(Part of a data file)

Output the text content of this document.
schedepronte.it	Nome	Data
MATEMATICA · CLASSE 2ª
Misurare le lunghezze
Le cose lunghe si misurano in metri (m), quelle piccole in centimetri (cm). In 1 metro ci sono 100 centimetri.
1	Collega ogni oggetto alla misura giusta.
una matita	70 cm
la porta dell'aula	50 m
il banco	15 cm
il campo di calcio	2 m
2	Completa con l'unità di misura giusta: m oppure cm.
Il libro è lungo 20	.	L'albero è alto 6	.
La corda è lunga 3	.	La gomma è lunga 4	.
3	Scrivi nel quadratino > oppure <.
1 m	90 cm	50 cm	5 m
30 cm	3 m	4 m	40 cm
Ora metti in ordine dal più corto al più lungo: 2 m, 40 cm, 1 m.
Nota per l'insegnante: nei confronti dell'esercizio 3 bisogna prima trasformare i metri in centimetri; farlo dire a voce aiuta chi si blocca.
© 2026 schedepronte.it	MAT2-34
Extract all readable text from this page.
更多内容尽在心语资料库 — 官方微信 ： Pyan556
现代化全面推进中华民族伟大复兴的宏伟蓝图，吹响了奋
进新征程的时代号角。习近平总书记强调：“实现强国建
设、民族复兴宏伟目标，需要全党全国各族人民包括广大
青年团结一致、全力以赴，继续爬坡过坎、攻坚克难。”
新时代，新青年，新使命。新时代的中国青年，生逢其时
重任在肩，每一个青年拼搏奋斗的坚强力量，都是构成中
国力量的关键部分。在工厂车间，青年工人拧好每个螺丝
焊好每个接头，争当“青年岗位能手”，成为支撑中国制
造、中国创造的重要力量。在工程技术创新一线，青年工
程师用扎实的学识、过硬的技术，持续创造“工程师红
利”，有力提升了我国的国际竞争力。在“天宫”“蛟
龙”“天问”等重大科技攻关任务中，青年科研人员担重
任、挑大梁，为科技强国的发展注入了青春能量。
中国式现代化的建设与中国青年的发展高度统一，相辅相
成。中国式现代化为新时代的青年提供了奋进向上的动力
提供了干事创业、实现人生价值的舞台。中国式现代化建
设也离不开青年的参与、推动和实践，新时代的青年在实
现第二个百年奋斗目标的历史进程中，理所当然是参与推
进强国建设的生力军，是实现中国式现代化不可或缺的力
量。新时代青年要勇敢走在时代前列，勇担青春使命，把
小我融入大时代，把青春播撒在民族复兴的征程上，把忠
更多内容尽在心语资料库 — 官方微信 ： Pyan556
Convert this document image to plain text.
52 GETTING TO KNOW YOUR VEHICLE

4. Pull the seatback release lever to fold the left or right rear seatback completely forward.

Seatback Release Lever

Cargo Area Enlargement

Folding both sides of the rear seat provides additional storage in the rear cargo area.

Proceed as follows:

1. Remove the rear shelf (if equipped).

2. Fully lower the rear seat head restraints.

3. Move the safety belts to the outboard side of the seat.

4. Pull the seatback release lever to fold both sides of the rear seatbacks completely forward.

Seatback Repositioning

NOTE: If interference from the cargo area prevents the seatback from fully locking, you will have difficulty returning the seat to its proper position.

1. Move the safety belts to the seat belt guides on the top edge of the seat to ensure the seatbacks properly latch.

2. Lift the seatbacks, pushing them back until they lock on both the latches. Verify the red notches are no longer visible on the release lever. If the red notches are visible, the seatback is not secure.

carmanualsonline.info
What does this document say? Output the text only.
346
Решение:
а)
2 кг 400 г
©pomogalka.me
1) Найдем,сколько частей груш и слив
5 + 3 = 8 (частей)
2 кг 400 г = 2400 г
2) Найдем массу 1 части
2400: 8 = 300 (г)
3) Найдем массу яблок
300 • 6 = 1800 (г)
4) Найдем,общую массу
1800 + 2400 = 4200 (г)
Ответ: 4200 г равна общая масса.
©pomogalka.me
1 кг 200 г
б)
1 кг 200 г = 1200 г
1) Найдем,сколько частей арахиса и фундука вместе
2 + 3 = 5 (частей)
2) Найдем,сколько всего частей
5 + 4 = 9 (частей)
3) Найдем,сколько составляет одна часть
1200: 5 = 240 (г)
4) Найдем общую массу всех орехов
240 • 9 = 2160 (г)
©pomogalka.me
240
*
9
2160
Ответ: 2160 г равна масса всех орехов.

**PROBLEM DESCRIPTION:** Gather each line that holds "sides".

**EXPECTED ANSWER:**
Folding both sides of the rear seat provides additional storage in the rear cargo area.
4. Pull the seatback release lever to fold both sides of the rear seatbacks completely forward.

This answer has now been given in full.